# [Work to complete]
Check each line of the listing below for the string "Standard", and copy the ones that have it.

# [Records to use]
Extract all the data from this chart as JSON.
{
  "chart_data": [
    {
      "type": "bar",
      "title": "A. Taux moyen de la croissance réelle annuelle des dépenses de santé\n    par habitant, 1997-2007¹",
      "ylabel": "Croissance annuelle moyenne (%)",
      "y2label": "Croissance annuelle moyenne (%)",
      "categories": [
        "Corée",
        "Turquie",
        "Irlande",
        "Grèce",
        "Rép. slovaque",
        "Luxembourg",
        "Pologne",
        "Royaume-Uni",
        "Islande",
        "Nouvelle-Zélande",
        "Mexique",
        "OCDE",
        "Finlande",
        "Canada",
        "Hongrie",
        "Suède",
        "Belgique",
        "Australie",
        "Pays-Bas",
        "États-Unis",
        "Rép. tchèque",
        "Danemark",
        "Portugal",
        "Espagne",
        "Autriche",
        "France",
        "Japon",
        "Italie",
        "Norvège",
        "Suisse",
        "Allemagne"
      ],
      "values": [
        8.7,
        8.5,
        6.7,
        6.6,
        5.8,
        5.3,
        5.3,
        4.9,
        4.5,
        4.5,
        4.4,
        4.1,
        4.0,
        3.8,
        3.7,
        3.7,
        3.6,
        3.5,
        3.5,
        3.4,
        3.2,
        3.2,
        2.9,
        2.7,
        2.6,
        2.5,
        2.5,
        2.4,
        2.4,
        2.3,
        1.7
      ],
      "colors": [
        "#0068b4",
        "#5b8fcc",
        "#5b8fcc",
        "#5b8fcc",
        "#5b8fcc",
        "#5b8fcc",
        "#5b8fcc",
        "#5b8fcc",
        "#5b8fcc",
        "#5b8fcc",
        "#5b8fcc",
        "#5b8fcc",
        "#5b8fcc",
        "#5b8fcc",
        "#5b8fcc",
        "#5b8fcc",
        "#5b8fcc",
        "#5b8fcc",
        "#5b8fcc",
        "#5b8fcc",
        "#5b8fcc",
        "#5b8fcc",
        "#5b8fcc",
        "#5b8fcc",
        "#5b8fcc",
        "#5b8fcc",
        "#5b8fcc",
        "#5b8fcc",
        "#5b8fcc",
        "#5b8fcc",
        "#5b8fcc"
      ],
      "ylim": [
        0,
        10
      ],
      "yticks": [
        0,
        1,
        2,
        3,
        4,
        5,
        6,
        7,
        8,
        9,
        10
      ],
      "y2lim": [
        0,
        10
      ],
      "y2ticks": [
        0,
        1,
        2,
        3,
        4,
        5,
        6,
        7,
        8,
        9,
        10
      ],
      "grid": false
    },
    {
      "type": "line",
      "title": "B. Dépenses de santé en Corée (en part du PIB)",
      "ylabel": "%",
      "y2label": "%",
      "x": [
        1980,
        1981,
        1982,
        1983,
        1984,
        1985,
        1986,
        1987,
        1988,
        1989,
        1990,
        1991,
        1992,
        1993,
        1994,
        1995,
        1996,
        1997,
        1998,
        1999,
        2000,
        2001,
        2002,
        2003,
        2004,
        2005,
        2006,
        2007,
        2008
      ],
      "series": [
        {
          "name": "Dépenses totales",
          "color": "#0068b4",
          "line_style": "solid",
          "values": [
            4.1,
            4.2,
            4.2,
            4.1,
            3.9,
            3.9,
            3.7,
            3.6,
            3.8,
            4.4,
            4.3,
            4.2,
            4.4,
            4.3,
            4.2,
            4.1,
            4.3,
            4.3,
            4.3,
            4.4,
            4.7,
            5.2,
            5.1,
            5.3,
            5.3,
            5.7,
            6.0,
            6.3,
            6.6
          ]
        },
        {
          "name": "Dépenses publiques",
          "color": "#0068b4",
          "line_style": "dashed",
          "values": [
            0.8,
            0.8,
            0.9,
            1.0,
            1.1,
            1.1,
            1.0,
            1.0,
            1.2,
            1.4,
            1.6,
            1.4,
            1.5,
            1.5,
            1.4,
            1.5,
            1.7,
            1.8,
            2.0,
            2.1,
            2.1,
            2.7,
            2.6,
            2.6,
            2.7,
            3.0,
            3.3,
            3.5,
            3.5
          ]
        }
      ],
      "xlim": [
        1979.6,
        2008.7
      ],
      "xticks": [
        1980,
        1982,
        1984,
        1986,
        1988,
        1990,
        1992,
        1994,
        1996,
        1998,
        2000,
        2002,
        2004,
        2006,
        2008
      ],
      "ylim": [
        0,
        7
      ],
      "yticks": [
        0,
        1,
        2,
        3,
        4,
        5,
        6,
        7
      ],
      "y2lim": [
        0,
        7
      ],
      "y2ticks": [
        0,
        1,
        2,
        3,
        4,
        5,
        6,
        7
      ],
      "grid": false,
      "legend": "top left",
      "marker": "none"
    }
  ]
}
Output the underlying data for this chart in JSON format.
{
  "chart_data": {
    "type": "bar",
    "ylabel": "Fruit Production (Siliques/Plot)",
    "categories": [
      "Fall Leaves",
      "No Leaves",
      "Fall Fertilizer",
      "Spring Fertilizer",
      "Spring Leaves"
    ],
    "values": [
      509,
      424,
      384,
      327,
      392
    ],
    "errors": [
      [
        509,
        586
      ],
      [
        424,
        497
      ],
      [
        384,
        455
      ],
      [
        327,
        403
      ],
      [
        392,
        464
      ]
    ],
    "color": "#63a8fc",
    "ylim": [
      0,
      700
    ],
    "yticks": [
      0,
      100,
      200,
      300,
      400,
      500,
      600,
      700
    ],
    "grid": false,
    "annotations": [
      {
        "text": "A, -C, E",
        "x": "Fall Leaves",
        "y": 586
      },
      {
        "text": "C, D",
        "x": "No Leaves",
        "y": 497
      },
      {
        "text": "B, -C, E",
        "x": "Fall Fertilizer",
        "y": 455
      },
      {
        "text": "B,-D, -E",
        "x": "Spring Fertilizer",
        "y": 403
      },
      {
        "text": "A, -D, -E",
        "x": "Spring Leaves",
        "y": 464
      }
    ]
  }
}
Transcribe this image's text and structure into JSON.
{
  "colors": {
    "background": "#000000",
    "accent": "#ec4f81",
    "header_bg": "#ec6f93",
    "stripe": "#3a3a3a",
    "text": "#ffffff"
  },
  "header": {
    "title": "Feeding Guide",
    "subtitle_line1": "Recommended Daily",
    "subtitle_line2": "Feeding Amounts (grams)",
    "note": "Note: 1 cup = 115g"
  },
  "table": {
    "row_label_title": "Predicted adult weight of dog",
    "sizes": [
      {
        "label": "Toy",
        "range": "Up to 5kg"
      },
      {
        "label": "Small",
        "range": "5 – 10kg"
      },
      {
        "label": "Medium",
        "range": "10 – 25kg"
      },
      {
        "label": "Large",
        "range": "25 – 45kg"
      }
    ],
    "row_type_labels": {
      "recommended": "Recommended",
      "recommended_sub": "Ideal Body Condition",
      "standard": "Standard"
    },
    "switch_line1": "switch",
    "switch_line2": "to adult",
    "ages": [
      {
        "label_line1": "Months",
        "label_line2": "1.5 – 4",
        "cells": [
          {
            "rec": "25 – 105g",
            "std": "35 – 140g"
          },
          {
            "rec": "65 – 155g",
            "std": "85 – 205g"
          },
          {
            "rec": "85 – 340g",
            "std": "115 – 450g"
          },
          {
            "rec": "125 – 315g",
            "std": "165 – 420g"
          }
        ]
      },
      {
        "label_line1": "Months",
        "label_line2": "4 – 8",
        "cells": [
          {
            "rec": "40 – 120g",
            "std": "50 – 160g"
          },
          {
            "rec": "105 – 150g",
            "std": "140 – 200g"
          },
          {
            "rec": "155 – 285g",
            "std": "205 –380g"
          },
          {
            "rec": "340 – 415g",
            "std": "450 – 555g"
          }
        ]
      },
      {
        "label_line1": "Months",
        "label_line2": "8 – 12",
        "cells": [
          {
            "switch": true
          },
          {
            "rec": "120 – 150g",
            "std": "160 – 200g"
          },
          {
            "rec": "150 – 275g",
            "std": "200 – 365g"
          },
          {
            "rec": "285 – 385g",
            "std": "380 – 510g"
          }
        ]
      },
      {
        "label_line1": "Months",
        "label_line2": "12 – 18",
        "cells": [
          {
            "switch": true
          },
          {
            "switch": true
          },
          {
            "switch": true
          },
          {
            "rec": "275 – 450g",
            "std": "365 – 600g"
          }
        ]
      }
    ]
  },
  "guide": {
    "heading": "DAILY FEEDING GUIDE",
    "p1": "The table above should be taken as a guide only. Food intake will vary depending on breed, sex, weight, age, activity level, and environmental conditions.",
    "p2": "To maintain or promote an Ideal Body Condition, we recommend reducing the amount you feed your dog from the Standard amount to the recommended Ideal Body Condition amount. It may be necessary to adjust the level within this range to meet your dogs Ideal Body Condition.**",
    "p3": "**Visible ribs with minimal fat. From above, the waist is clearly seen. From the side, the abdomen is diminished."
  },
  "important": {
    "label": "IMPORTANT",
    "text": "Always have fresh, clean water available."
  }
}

# [Result of this exercise]
      "standard": "Standard"
    "p2": "To maintain or promote an Ideal Body Condition, we recommend reducing the amount you feed your dog from the Standard amount to the recommended Ideal Body Condition amount. It may be necessary to adjust the level within this range to meet your dogs Ideal Body Condition.**",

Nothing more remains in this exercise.